START SOURCE DATA

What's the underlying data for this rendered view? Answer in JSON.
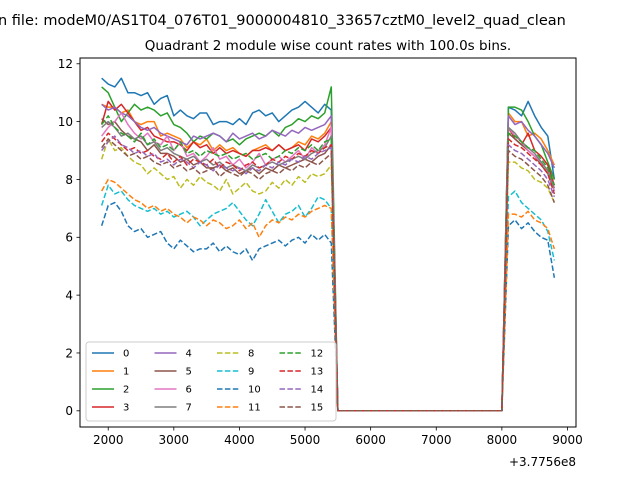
{
  "suptitle": "n file: modeM0/AS1T04_076T01_9000004810_33657cztM0_level2_quad_clean",
  "chart_data": {
    "type": "line",
    "title": "Quadrant 2 module wise count rates with 100.0s bins.",
    "xlabel": "",
    "ylabel": "",
    "x_offset_label": "+3.7756e8",
    "xlim": [
      1570,
      9130
    ],
    "ylim": [
      -0.56,
      12.2
    ],
    "xticks": [
      2000,
      3000,
      4000,
      5000,
      6000,
      7000,
      8000,
      9000
    ],
    "xtick_labels": [
      "2000",
      "3000",
      "4000",
      "5000",
      "6000",
      "7000",
      "8000",
      "9000"
    ],
    "yticks": [
      0,
      2,
      4,
      6,
      8,
      10,
      12
    ],
    "ytick_labels": [
      "0",
      "2",
      "4",
      "6",
      "8",
      "10",
      "12"
    ],
    "grid": false,
    "legend_position": "lower-left",
    "legend_columns": 4,
    "gap": {
      "start": 5500,
      "end": 8000
    },
    "segment1": {
      "x_start": 1900,
      "x_end": 5400,
      "step": 100
    },
    "segment2": {
      "x_start": 8100,
      "x_end": 8800,
      "step": 100
    },
    "series": [
      {
        "name": "0",
        "color": "#1f77b4",
        "dash": "solid",
        "seg1": [
          11.5,
          11.3,
          11.2,
          11.5,
          11.0,
          11.0,
          10.9,
          11.0,
          10.6,
          10.8,
          10.9,
          10.2,
          10.4,
          10.2,
          10.1,
          10.3,
          10.3,
          9.9,
          10.0,
          10.0,
          9.9,
          10.1,
          9.9,
          10.3,
          10.4,
          10.2,
          10.3,
          10.0,
          10.2,
          10.4,
          10.5,
          10.7,
          10.5,
          10.3,
          10.6,
          10.4
        ],
        "seg2": [
          10.5,
          10.4,
          10.2,
          10.7,
          10.2,
          9.8,
          9.5,
          8.0
        ]
      },
      {
        "name": "1",
        "color": "#ff7f0e",
        "dash": "solid",
        "seg1": [
          10.6,
          10.5,
          10.5,
          10.3,
          10.4,
          10.0,
          9.9,
          10.0,
          10.0,
          9.5,
          9.6,
          9.5,
          9.4,
          9.1,
          9.3,
          9.2,
          9.4,
          9.0,
          9.2,
          9.0,
          9.1,
          8.9,
          8.8,
          9.0,
          9.1,
          9.2,
          9.0,
          9.2,
          9.0,
          9.1,
          9.3,
          9.2,
          9.5,
          9.4,
          9.6,
          10.0
        ],
        "seg2": [
          10.3,
          10.0,
          10.0,
          9.5,
          9.6,
          9.4,
          9.0,
          8.5
        ]
      },
      {
        "name": "2",
        "color": "#2ca02c",
        "dash": "solid",
        "seg1": [
          11.2,
          11.0,
          10.5,
          10.0,
          10.3,
          10.6,
          10.4,
          10.5,
          10.4,
          10.2,
          10.3,
          9.9,
          9.8,
          9.6,
          9.3,
          9.5,
          9.4,
          9.6,
          9.5,
          9.3,
          9.4,
          9.2,
          9.4,
          9.5,
          9.6,
          9.5,
          9.7,
          9.5,
          9.8,
          9.9,
          10.1,
          10.0,
          10.2,
          10.1,
          10.3,
          11.2
        ],
        "seg2": [
          10.5,
          10.5,
          10.4,
          10.0,
          9.5,
          9.2,
          8.6,
          8.0
        ]
      },
      {
        "name": "3",
        "color": "#d62728",
        "dash": "solid",
        "seg1": [
          9.9,
          10.7,
          10.4,
          10.6,
          10.3,
          10.0,
          9.7,
          9.8,
          9.5,
          9.4,
          9.3,
          9.3,
          9.2,
          9.0,
          9.3,
          9.1,
          9.2,
          8.9,
          9.1,
          8.9,
          9.0,
          8.9,
          8.8,
          9.0,
          9.0,
          9.1,
          9.0,
          9.2,
          9.0,
          9.1,
          9.2,
          9.0,
          9.4,
          9.3,
          9.5,
          9.8
        ],
        "seg2": [
          9.8,
          9.4,
          9.2,
          9.6,
          9.0,
          8.8,
          8.5,
          7.8
        ]
      },
      {
        "name": "4",
        "color": "#9467bd",
        "dash": "solid",
        "seg1": [
          10.6,
          10.4,
          10.5,
          10.3,
          10.2,
          10.0,
          9.8,
          9.7,
          9.8,
          9.6,
          9.5,
          9.4,
          9.3,
          9.2,
          9.5,
          9.4,
          9.5,
          9.6,
          9.5,
          9.3,
          9.6,
          9.4,
          9.5,
          9.6,
          9.4,
          9.5,
          9.7,
          9.6,
          9.5,
          9.7,
          9.6,
          9.8,
          9.7,
          9.8,
          9.9,
          10.2
        ],
        "seg2": [
          10.2,
          9.9,
          10.0,
          9.7,
          9.5,
          9.2,
          8.9,
          8.4
        ]
      },
      {
        "name": "5",
        "color": "#8c564b",
        "dash": "solid",
        "seg1": [
          10.1,
          9.9,
          10.0,
          9.7,
          9.5,
          9.4,
          9.3,
          9.0,
          9.2,
          8.9,
          8.9,
          8.8,
          8.6,
          8.7,
          8.5,
          8.6,
          8.4,
          8.4,
          8.5,
          8.3,
          8.4,
          8.2,
          8.3,
          8.4,
          8.2,
          8.4,
          8.3,
          8.5,
          8.4,
          8.5,
          8.6,
          8.7,
          8.6,
          8.8,
          8.9,
          9.2
        ],
        "seg2": [
          9.6,
          9.4,
          9.2,
          9.0,
          8.8,
          8.5,
          8.2,
          7.6
        ]
      },
      {
        "name": "6",
        "color": "#e377c2",
        "dash": "solid",
        "seg1": [
          9.5,
          9.8,
          10.0,
          10.3,
          9.9,
          9.6,
          9.4,
          9.6,
          9.3,
          9.2,
          9.5,
          9.0,
          9.3,
          8.8,
          8.9,
          8.6,
          8.8,
          9.1,
          8.7,
          8.8,
          8.5,
          8.7,
          8.4,
          8.6,
          8.9,
          8.5,
          8.7,
          8.8,
          8.6,
          8.8,
          9.0,
          8.7,
          9.1,
          8.9,
          9.2,
          9.8
        ],
        "seg2": [
          9.8,
          9.5,
          9.3,
          9.0,
          8.8,
          8.6,
          8.3,
          7.6
        ]
      },
      {
        "name": "7",
        "color": "#7f7f7f",
        "dash": "solid",
        "seg1": [
          9.8,
          10.0,
          9.8,
          9.5,
          9.6,
          9.4,
          9.5,
          9.2,
          9.3,
          9.0,
          9.1,
          8.9,
          8.8,
          8.7,
          8.8,
          8.6,
          8.7,
          8.5,
          8.6,
          8.4,
          8.5,
          8.4,
          8.3,
          8.5,
          8.4,
          8.5,
          8.6,
          8.5,
          8.6,
          8.7,
          8.8,
          8.7,
          8.9,
          9.0,
          9.1,
          9.5
        ],
        "seg2": [
          9.8,
          9.6,
          9.3,
          9.1,
          8.9,
          8.6,
          8.3,
          7.7
        ]
      },
      {
        "name": "8",
        "color": "#bcbd22",
        "dash": "dashed",
        "seg1": [
          8.7,
          9.4,
          9.0,
          9.1,
          8.8,
          8.6,
          8.5,
          8.2,
          8.4,
          8.2,
          8.0,
          8.1,
          7.7,
          8.0,
          7.8,
          8.1,
          7.9,
          7.8,
          7.6,
          8.0,
          7.5,
          7.7,
          7.9,
          7.6,
          7.5,
          7.6,
          7.9,
          7.7,
          8.0,
          7.8,
          8.1,
          7.9,
          8.2,
          8.1,
          8.2,
          8.5
        ],
        "seg2": [
          8.6,
          8.6,
          8.4,
          8.3,
          8.0,
          7.9,
          7.7,
          7.2
        ]
      },
      {
        "name": "9",
        "color": "#17becf",
        "dash": "dashed",
        "seg1": [
          7.1,
          7.8,
          7.5,
          7.6,
          7.3,
          7.1,
          7.0,
          6.9,
          7.0,
          6.8,
          6.9,
          6.7,
          6.8,
          6.9,
          6.7,
          6.4,
          6.6,
          6.8,
          6.9,
          7.0,
          7.2,
          6.9,
          6.6,
          6.4,
          6.8,
          7.3,
          6.9,
          6.5,
          6.8,
          6.9,
          7.1,
          6.7,
          7.0,
          7.4,
          7.3,
          7.0
        ],
        "seg2": [
          7.4,
          7.6,
          7.2,
          7.0,
          6.8,
          6.6,
          6.2,
          5.2
        ]
      },
      {
        "name": "10",
        "color": "#1f77b4",
        "dash": "dashed",
        "seg1": [
          6.4,
          7.1,
          7.2,
          6.9,
          6.4,
          6.2,
          6.3,
          6.0,
          6.1,
          6.2,
          5.8,
          5.6,
          5.9,
          5.7,
          5.5,
          5.6,
          5.6,
          5.8,
          5.5,
          5.7,
          5.5,
          5.4,
          5.6,
          5.2,
          5.6,
          5.7,
          5.8,
          5.9,
          5.7,
          5.9,
          6.0,
          5.8,
          6.1,
          5.9,
          6.1,
          5.8
        ],
        "seg2": [
          6.4,
          6.6,
          6.3,
          6.5,
          6.2,
          6.0,
          5.9,
          4.6
        ]
      },
      {
        "name": "11",
        "color": "#ff7f0e",
        "dash": "dashed",
        "seg1": [
          7.6,
          8.0,
          7.9,
          7.7,
          7.5,
          7.3,
          7.2,
          7.0,
          7.1,
          6.9,
          7.0,
          6.8,
          6.7,
          6.5,
          6.7,
          6.6,
          6.4,
          6.6,
          6.5,
          6.3,
          6.4,
          6.6,
          6.3,
          6.5,
          6.0,
          6.4,
          6.6,
          6.5,
          6.7,
          6.6,
          6.8,
          6.7,
          6.9,
          7.0,
          7.1,
          7.0
        ],
        "seg2": [
          6.8,
          6.8,
          6.7,
          6.9,
          6.6,
          6.5,
          6.3,
          5.6
        ]
      },
      {
        "name": "12",
        "color": "#2ca02c",
        "dash": "dashed",
        "seg1": [
          9.9,
          10.2,
          9.8,
          9.6,
          9.5,
          9.3,
          9.6,
          9.2,
          9.4,
          9.1,
          9.2,
          9.0,
          9.3,
          8.9,
          9.0,
          8.8,
          9.0,
          8.9,
          8.8,
          8.9,
          8.7,
          8.8,
          8.9,
          8.7,
          8.8,
          8.9,
          8.7,
          8.8,
          9.0,
          8.9,
          9.1,
          9.0,
          9.2,
          9.0,
          9.3,
          9.4
        ],
        "seg2": [
          9.6,
          9.5,
          9.3,
          9.1,
          9.0,
          8.7,
          8.4,
          7.8
        ]
      },
      {
        "name": "13",
        "color": "#d62728",
        "dash": "dashed",
        "seg1": [
          9.3,
          9.6,
          9.4,
          9.2,
          9.0,
          9.1,
          8.9,
          9.0,
          8.8,
          8.7,
          8.9,
          8.6,
          8.8,
          8.5,
          8.7,
          8.6,
          8.5,
          8.7,
          8.4,
          8.6,
          8.5,
          8.3,
          8.5,
          8.6,
          8.4,
          8.5,
          8.7,
          8.6,
          8.8,
          8.7,
          8.9,
          8.8,
          9.0,
          8.9,
          9.1,
          9.2
        ],
        "seg2": [
          9.4,
          9.2,
          9.1,
          8.9,
          8.7,
          8.5,
          8.2,
          7.5
        ]
      },
      {
        "name": "14",
        "color": "#9467bd",
        "dash": "dashed",
        "seg1": [
          9.0,
          9.3,
          9.5,
          9.2,
          9.1,
          8.9,
          9.0,
          8.8,
          8.9,
          8.6,
          8.7,
          8.5,
          8.7,
          8.6,
          8.4,
          8.6,
          8.5,
          8.3,
          8.5,
          8.4,
          8.3,
          8.4,
          8.2,
          8.4,
          8.3,
          8.5,
          8.4,
          8.6,
          8.5,
          8.7,
          8.6,
          8.8,
          8.7,
          8.9,
          9.0,
          9.1
        ],
        "seg2": [
          9.2,
          9.0,
          8.9,
          8.7,
          8.5,
          8.3,
          8.0,
          7.4
        ]
      },
      {
        "name": "15",
        "color": "#8c564b",
        "dash": "dashed",
        "seg1": [
          9.1,
          9.4,
          9.2,
          9.0,
          8.8,
          8.9,
          8.7,
          8.8,
          8.6,
          8.5,
          8.6,
          8.4,
          8.5,
          8.3,
          8.4,
          8.2,
          8.3,
          8.4,
          8.1,
          8.3,
          8.2,
          8.1,
          8.3,
          8.2,
          8.0,
          8.2,
          8.3,
          8.2,
          8.4,
          8.3,
          8.5,
          8.4,
          8.6,
          8.5,
          8.7,
          8.9
        ],
        "seg2": [
          9.0,
          8.8,
          8.7,
          8.5,
          8.3,
          8.1,
          7.8,
          7.2
        ]
      }
    ]
  }
}
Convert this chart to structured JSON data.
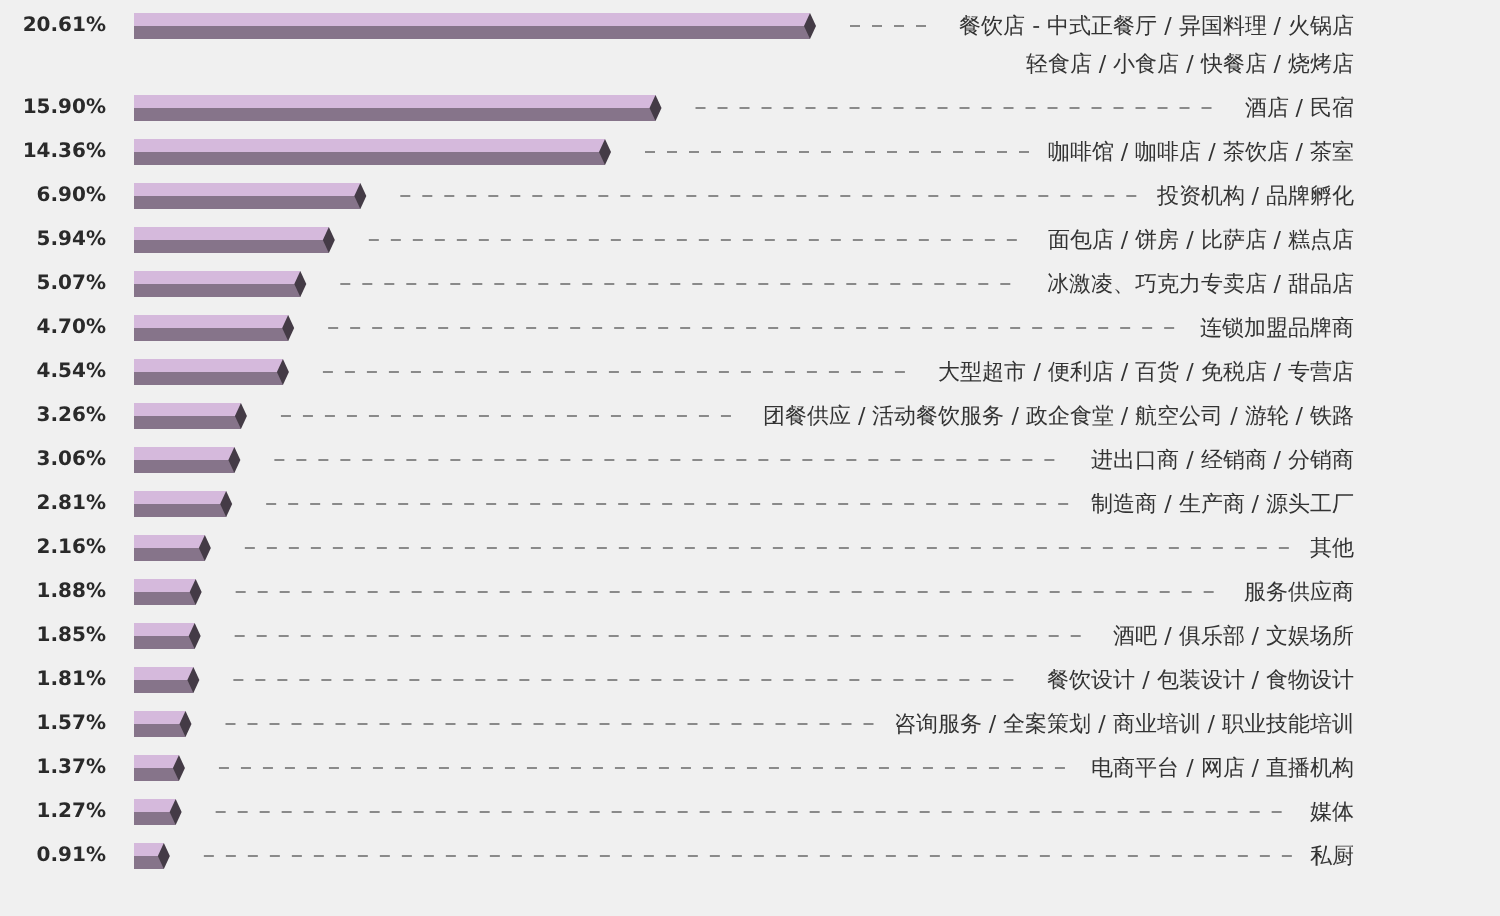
{
  "chart_data": {
    "type": "bar",
    "orientation": "horizontal",
    "categories": [
      "餐饮店 - 中式正餐厅 / 异国料理 / 火锅店轻食店 / 小食店 / 快餐店 / 烧烤店",
      "酒店 / 民宿",
      "咖啡馆 / 咖啡店 / 茶饮店 / 茶室",
      "投资机构 / 品牌孵化",
      "面包店 / 饼房 / 比萨店 / 糕点店",
      "冰激凌、巧克力专卖店 / 甜品店",
      "连锁加盟品牌商",
      "大型超市 / 便利店 / 百货 / 免税店 / 专营店",
      "团餐供应 / 活动餐饮服务 / 政企食堂 / 航空公司 / 游轮 / 铁路",
      "进出口商 / 经销商 / 分销商",
      "制造商 / 生产商 / 源头工厂",
      "其他",
      "服务供应商",
      "酒吧 / 俱乐部 / 文娱场所",
      "餐饮设计 / 包装设计 / 食物设计",
      "咨询服务 / 全案策划 / 商业培训 / 职业技能培训",
      "电商平台 / 网店 / 直播机构",
      "媒体",
      "私厨"
    ],
    "values": [
      20.61,
      15.9,
      14.36,
      6.9,
      5.94,
      5.07,
      4.7,
      4.54,
      3.26,
      3.06,
      2.81,
      2.16,
      1.88,
      1.85,
      1.81,
      1.57,
      1.37,
      1.27,
      0.91
    ],
    "value_labels": [
      "20.61%",
      "15.90%",
      "14.36%",
      "6.90%",
      "5.94%",
      "5.07%",
      "4.70%",
      "4.54%",
      "3.26%",
      "3.06%",
      "2.81%",
      "2.16%",
      "1.88%",
      "1.85%",
      "1.81%",
      "1.57%",
      "1.37%",
      "1.27%",
      "0.91%"
    ],
    "color": "#d5b9dc"
  }
}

END SOURCE DATA

**SET TASK:**
Scan the material for lines with the word "JSON", and copy each line you find.

**ANSWER TO THE EXERCISE:**
What's the underlying data for this rendered view? Answer in JSON.
Convert this chart to structured JSON data.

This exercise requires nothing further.